## The problem:
How many lines of the records below contain the word "Кадровый"? Answer with the number alone.

## Data rows:
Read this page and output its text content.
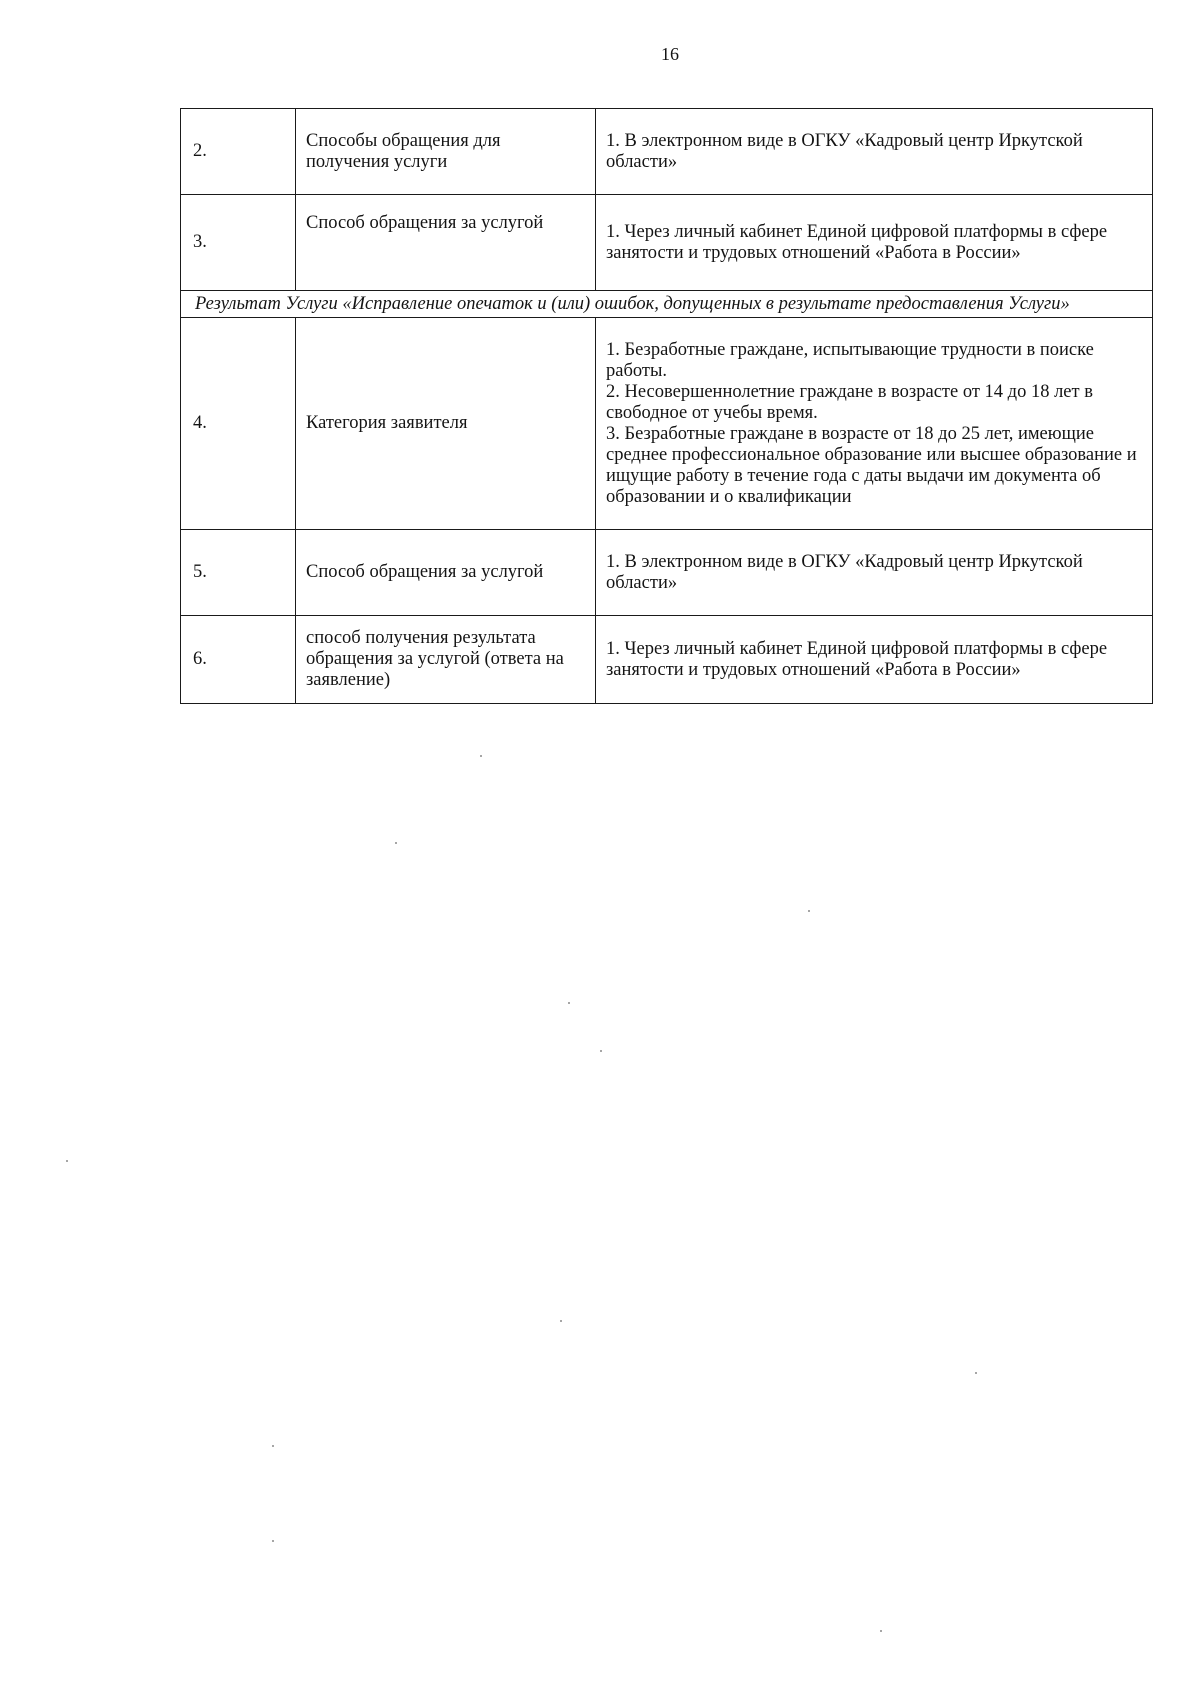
16
2.	Способы обращения для получения услуги	1. В электронном виде в ОГКУ «Кадровый центр Иркутской области»
3.	Способ обращения за услугой	1. Через личный кабинет Единой цифровой платформы в сфере занятости и трудовых отношений «Работа в России»
Результат Услуги «Исправление опечаток и (или) ошибок, допущенных в результате предоставления Услуги»		
4.	Категория заявителя	1. Безработные граждане, испытывающие трудности в поиске работы.
2. Несовершеннолетние граждане в возрасте от 14 до 18 лет в свободное от учебы время.
3. Безработные граждане в возрасте от 18 до 25 лет, имеющие среднее профессиональное образование или высшее образование и ищущие работу в течение года с даты выдачи им документа об образовании и о квалификации
5.	Способ обращения за услугой	1. В электронном виде в ОГКУ «Кадровый центр Иркутской области»
6.	способ получения результата обращения за услугой (ответа на заявление)	1. Через личный кабинет Единой цифровой платформы в сфере занятости и трудовых отношений «Работа в России»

## In response:
2